» Records from a data collection

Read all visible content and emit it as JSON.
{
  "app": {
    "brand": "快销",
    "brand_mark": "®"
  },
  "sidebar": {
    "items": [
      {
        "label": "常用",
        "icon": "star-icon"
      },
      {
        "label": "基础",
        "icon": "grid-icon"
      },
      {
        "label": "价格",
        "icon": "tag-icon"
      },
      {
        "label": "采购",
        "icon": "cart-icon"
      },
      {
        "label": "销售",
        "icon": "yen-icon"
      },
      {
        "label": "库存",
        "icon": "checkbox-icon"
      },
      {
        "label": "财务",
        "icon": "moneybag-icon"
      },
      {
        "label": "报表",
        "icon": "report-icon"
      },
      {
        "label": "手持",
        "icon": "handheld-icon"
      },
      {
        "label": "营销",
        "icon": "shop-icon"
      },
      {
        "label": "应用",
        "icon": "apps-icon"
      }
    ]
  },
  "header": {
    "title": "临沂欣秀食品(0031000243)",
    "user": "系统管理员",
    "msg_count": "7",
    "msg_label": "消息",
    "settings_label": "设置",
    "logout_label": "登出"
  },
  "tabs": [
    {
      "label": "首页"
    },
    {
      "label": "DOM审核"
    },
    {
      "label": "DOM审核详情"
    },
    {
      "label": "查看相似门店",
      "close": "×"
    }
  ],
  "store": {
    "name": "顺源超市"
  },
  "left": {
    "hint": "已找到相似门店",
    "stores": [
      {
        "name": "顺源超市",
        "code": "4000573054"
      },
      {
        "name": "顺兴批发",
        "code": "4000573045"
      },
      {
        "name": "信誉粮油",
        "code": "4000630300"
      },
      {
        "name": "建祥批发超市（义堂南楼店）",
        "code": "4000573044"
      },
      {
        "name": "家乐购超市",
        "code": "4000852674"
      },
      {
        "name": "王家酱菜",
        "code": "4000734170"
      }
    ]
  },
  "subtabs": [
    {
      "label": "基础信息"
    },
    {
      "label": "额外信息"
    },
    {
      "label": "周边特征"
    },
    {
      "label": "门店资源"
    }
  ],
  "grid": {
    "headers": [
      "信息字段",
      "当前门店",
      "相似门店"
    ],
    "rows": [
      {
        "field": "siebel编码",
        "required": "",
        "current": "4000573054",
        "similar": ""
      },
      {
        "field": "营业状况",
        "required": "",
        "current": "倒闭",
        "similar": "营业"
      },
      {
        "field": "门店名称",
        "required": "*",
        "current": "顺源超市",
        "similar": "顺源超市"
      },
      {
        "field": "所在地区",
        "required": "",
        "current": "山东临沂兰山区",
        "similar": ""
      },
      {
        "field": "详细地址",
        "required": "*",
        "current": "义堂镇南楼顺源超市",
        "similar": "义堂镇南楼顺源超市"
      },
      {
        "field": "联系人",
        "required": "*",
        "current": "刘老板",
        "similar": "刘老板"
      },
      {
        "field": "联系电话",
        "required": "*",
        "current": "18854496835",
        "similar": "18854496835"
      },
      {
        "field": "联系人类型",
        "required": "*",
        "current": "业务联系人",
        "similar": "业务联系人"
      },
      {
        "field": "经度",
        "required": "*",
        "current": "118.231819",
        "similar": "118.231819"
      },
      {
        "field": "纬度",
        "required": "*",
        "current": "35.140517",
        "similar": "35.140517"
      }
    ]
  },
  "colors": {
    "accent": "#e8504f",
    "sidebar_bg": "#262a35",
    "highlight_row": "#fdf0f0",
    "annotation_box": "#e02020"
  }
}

» What is expected
Retype the listing. Match it exactly.

» Written reply
Read all visible content and emit it as JSON.
{
  "app": {
    "brand": "快销",
    "brand_mark": "®"
  },
  "sidebar": {
    "items": [
      {
        "label": "常用",
        "icon": "star-icon"
      },
      {
        "label": "基础",
        "icon": "grid-icon"
      },
      {
        "label": "价格",
        "icon": "tag-icon"
      },
      {
        "label": "采购",
        "icon": "cart-icon"
      },
      {
        "label": "销售",
        "icon": "yen-icon"
      },
      {
        "label": "库存",
        "icon": "checkbox-icon"
      },
      {
        "label": "财务",
        "icon": "moneybag-icon"
      },
      {
        "label": "报表",
        "icon": "report-icon"
      },
      {
        "label": "手持",
        "icon": "handheld-icon"
      },
      {
        "label": "营销",
        "icon": "shop-icon"
      },
      {
        "label": "应用",
        "icon": "apps-icon"
      }
    ]
  },
  "header": {
    "title": "临沂欣秀食品(0031000243)",
    "user": "系统管理员",
    "msg_count": "7",
    "msg_label": "消息",
    "settings_label": "设置",
    "logout_label": "登出"
  },
  "tabs": [
    {
      "label": "首页"
    },
    {
      "label": "DOM审核"
    },
    {
      "label": "DOM审核详情"
    },
    {
      "label": "查看相似门店",
      "close": "×"
    }
  ],
  "store": {
    "name": "顺源超市"
  },
  "left": {
    "hint": "已找到相似门店",
    "stores": [
      {
        "name": "顺源超市",
        "code": "4000573054"
      },
      {
        "name": "顺兴批发",
        "code": "4000573045"
      },
      {
        "name": "信誉粮油",
        "code": "4000630300"
      },
      {
        "name": "建祥批发超市（义堂南楼店）",
        "code": "4000573044"
      },
      {
        "name": "家乐购超市",
        "code": "4000852674"
      },
      {
        "name": "王家酱菜",
        "code": "4000734170"
      }
    ]
  },
  "subtabs": [
    {
      "label": "基础信息"
    },
    {
      "label": "额外信息"
    },
    {
      "label": "周边特征"
    },
    {
      "label": "门店资源"
    }
  ],
  "grid": {
    "headers": [
      "信息字段",
      "当前门店",
      "相似门店"
    ],
    "rows": [
      {
        "field": "siebel编码",
        "required": "",
        "current": "4000573054",
        "similar": ""
      },
      {
        "field": "营业状况",
        "required": "",
        "current": "倒闭",
        "similar": "营业"
      },
      {
        "field": "门店名称",
        "required": "*",
        "current": "顺源超市",
        "similar": "顺源超市"
      },
      {
        "field": "所在地区",
        "required": "",
        "current": "山东临沂兰山区",
        "similar": ""
      },
      {
        "field": "详细地址",
        "required": "*",
        "current": "义堂镇南楼顺源超市",
        "similar": "义堂镇南楼顺源超市"
      },
      {
        "field": "联系人",
        "required": "*",
        "current": "刘老板",
        "similar": "刘老板"
      },
      {
        "field": "联系电话",
        "required": "*",
        "current": "18854496835",
        "similar": "18854496835"
      },
      {
        "field": "联系人类型",
        "required": "*",
        "current": "业务联系人",
        "similar": "业务联系人"
      },
      {
        "field": "经度",
        "required": "*",
        "current": "118.231819",
        "similar": "118.231819"
      },
      {
        "field": "纬度",
        "required": "*",
        "current": "35.140517",
        "similar": "35.140517"
      }
    ]
  },
  "colors": {
    "accent": "#e8504f",
    "sidebar_bg": "#262a35",
    "highlight_row": "#fdf0f0",
    "annotation_box": "#e02020"
  }
}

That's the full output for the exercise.